▶ Job: Search the listing below for the string "Audio" and show each line that contains it.

▶ Material provided:
— Begin —

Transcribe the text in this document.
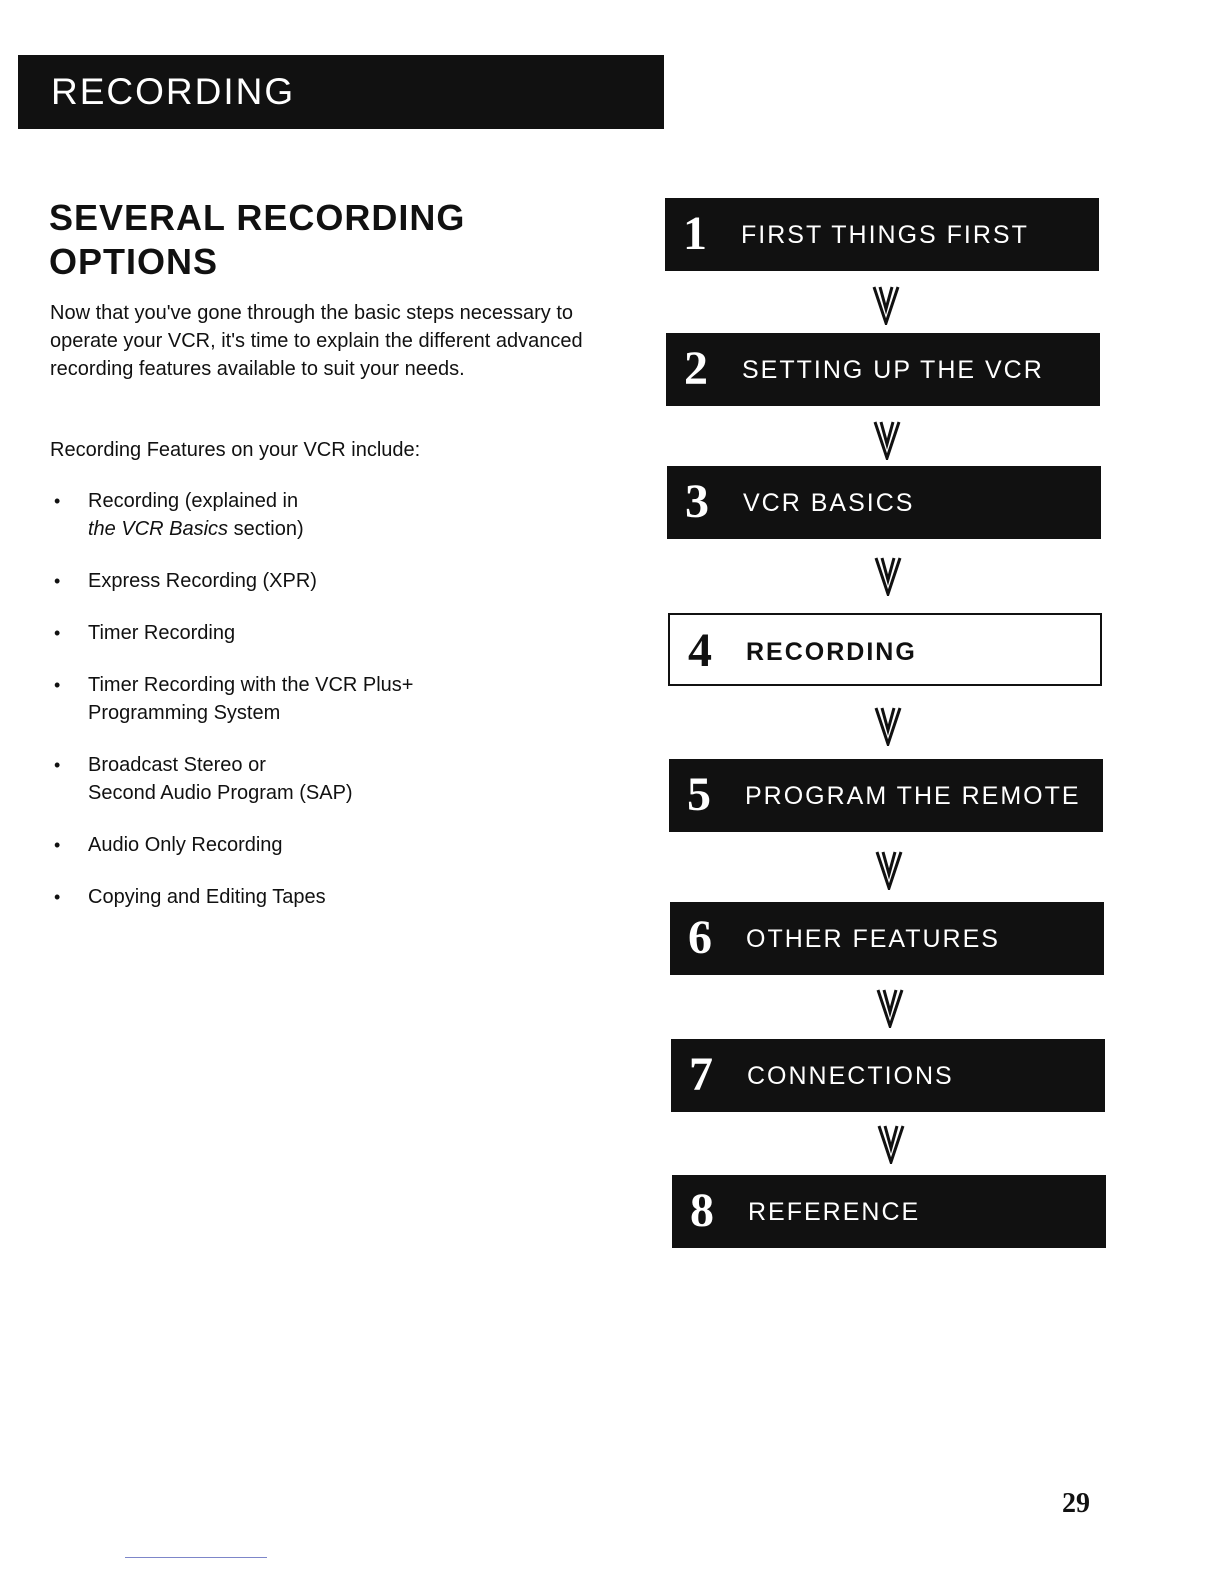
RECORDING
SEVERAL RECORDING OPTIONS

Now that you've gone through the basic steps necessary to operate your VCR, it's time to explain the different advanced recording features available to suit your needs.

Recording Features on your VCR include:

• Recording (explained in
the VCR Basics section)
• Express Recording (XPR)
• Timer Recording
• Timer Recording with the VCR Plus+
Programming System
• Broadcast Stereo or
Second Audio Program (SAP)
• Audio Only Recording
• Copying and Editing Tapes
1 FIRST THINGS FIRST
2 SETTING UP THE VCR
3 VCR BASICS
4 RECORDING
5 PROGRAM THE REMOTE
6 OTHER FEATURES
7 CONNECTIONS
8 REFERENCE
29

— End —

▶ Complete response:
Second Audio Program (SAP)
• Audio Only Recording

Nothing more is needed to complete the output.